PROVIDED DATA:
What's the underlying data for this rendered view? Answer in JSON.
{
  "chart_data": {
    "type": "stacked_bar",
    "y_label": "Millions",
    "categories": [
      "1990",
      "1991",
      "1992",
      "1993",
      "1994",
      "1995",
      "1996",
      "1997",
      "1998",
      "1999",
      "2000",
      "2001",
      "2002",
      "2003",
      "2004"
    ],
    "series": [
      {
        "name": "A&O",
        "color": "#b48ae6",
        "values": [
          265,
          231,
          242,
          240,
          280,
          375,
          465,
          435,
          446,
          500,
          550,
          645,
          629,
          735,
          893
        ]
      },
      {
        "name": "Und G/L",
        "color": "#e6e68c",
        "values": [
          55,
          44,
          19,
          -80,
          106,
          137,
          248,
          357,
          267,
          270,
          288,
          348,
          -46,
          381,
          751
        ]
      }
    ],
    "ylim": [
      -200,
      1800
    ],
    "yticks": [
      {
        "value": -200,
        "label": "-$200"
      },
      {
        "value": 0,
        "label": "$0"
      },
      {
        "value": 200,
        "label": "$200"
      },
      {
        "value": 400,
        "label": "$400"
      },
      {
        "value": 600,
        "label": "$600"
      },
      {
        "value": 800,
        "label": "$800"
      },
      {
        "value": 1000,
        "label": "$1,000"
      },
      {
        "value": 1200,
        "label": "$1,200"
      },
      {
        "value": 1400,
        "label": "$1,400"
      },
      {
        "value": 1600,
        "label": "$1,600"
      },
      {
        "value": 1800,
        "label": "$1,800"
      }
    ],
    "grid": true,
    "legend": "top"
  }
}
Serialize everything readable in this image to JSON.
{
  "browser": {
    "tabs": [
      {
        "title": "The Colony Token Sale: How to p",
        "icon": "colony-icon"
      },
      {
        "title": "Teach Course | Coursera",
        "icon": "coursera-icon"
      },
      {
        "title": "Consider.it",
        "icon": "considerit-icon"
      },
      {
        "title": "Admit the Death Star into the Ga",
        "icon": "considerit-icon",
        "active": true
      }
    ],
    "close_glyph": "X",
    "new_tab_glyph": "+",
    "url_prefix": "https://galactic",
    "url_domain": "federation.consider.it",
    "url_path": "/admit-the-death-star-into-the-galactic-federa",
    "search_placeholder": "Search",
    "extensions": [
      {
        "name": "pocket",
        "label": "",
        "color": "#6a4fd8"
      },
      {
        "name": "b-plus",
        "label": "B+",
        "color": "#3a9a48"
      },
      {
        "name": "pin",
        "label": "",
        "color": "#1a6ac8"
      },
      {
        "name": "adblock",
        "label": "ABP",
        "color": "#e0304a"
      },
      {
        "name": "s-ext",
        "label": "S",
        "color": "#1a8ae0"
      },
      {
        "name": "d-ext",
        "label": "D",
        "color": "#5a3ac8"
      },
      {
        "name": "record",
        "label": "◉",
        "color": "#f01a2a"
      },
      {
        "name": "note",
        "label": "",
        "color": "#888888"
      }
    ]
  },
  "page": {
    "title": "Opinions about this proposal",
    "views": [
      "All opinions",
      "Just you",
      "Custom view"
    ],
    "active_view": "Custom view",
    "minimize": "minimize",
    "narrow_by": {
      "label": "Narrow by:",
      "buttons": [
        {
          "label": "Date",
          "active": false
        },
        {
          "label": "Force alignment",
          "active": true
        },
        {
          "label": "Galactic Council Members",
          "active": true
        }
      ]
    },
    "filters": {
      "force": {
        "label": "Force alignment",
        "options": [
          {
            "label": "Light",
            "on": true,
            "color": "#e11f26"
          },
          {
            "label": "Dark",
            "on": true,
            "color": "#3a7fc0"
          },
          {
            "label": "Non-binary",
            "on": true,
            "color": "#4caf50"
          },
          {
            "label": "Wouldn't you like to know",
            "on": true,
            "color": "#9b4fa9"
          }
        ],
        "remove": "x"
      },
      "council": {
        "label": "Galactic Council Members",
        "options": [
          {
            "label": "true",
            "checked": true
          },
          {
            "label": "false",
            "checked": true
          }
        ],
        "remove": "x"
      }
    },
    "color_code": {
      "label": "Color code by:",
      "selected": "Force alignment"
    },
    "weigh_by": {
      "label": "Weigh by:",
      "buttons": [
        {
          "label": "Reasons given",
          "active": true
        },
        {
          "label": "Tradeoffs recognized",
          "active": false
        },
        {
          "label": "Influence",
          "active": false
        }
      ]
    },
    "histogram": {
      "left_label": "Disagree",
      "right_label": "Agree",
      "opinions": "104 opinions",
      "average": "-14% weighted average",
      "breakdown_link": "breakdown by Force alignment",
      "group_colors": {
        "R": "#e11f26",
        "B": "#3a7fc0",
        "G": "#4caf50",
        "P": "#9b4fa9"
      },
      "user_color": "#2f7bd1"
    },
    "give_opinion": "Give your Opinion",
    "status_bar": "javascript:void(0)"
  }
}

PROBLEM DESCRIPTION: From the entries above, extract each line containing "into".

SOLUTION TO THE EXERCISE:
        "title": "Admit the Death Star into the Ga",
    "url_path": "/admit-the-death-star-into-the-galactic-federa",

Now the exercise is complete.